■ What is asked: List each line in which the string "голубей" appears.

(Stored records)
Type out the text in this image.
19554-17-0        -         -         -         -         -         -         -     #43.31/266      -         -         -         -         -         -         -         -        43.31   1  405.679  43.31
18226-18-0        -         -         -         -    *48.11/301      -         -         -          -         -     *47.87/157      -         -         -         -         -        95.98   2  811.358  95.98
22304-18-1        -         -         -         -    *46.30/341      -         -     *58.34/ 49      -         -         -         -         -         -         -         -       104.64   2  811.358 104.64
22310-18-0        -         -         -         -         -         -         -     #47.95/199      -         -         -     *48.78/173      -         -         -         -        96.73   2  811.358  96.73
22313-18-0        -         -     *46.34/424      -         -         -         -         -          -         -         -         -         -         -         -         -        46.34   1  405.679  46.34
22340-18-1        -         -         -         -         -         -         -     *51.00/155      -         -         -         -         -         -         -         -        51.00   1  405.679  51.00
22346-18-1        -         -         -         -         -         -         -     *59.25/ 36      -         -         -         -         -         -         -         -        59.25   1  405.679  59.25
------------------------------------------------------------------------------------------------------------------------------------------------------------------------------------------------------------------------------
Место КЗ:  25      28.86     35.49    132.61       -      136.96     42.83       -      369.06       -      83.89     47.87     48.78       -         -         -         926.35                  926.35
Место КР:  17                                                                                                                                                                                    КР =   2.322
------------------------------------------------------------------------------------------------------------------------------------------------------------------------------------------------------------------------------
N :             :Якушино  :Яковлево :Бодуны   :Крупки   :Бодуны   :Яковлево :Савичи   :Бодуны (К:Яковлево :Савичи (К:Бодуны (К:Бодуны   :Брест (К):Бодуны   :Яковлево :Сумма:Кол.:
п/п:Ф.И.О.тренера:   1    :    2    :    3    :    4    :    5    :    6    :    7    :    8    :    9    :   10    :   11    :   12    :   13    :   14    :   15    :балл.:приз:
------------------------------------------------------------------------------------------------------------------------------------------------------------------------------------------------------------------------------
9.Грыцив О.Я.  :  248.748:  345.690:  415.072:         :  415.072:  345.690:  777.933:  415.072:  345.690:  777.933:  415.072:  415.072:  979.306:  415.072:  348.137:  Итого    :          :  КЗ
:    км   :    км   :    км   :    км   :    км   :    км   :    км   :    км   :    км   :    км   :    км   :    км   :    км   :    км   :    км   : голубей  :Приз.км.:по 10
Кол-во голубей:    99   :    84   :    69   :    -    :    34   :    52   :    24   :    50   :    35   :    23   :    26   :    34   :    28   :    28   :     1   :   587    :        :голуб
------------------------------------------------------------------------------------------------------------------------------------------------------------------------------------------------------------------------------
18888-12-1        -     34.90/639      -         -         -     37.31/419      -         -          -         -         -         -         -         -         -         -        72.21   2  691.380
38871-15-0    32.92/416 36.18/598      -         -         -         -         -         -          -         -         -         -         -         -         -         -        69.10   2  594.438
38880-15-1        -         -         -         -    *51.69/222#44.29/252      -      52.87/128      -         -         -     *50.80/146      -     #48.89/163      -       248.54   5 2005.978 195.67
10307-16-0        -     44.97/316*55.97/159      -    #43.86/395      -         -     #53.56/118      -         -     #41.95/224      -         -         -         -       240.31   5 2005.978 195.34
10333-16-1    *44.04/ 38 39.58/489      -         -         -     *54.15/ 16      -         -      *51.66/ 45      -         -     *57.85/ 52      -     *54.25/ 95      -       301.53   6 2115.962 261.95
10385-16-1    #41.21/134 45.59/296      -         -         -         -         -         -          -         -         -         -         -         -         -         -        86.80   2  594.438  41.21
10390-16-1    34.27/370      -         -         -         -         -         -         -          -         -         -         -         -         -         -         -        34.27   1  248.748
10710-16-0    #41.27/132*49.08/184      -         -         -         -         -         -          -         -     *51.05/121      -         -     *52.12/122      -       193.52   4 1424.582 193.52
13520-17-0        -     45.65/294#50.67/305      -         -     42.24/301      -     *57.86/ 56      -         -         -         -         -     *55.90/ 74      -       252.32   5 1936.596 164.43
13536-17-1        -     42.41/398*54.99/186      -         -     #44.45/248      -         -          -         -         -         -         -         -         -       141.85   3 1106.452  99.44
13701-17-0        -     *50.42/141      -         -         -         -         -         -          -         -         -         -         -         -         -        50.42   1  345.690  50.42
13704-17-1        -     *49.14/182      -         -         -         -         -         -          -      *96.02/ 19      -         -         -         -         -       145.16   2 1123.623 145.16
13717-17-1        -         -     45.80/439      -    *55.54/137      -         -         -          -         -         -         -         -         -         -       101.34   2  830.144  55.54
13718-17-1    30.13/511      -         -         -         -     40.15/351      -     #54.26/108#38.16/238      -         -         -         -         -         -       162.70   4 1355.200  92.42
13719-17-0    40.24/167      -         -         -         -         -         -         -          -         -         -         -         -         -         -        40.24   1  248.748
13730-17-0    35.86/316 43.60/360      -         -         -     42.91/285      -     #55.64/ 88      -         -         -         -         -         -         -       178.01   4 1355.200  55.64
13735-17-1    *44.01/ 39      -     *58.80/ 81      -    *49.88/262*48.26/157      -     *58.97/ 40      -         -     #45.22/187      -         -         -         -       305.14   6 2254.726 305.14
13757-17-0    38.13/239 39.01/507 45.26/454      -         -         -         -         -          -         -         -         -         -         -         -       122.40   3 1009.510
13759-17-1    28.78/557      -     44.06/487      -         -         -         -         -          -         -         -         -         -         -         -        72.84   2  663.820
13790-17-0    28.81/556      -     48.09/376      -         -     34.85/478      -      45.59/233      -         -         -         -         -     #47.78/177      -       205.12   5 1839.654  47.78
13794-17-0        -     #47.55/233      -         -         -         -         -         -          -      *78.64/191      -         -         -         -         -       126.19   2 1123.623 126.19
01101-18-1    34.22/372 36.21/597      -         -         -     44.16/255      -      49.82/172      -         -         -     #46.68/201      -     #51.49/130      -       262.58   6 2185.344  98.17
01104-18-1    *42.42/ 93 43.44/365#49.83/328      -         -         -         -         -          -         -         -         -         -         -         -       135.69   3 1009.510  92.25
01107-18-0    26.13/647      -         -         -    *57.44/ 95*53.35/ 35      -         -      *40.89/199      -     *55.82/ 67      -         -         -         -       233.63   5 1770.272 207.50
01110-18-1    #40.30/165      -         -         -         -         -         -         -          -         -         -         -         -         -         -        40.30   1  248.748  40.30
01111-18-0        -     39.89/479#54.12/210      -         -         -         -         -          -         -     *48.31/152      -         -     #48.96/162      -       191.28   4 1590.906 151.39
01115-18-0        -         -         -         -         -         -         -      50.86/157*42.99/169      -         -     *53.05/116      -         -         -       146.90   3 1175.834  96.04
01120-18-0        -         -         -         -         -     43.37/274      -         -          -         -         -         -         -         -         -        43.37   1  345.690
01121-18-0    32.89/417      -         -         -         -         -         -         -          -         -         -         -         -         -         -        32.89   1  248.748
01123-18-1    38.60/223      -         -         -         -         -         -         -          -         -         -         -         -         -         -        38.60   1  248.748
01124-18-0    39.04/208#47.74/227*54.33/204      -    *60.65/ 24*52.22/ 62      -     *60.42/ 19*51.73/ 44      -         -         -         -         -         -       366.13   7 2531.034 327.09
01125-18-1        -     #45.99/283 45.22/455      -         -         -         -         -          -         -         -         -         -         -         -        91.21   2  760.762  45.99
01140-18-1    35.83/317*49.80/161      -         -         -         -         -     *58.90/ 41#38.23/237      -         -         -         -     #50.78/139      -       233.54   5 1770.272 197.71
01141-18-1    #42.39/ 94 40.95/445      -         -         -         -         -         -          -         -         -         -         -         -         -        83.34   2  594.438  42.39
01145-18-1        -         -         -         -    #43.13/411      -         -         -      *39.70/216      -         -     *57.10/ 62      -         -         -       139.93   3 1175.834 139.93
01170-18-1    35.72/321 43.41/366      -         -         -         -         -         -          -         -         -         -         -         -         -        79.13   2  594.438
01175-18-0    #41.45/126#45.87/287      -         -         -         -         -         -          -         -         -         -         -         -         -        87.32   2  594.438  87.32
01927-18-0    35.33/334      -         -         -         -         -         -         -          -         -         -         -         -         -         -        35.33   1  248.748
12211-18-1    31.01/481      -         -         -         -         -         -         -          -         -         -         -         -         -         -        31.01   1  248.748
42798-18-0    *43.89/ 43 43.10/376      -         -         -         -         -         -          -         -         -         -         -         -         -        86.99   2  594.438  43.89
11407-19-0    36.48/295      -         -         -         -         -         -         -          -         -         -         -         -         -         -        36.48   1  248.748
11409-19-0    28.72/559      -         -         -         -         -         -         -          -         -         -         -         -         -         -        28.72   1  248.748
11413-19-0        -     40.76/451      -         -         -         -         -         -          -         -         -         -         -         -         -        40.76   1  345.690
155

■ Solution for this task:
:    км   :    км   :    км   :    км   :    км   :    км   :    км   :    км   :    км   :    км   :    км   :    км   :    км   :    км   :    км   : голубей  :Приз.км.:по 10
Кол-во голубей:    99   :    84   :    69   :    -    :    34   :    52   :    24   :    50   :    35   :    23   :    26   :    34   :    28   :    28   :     1   :   587    :        :голуб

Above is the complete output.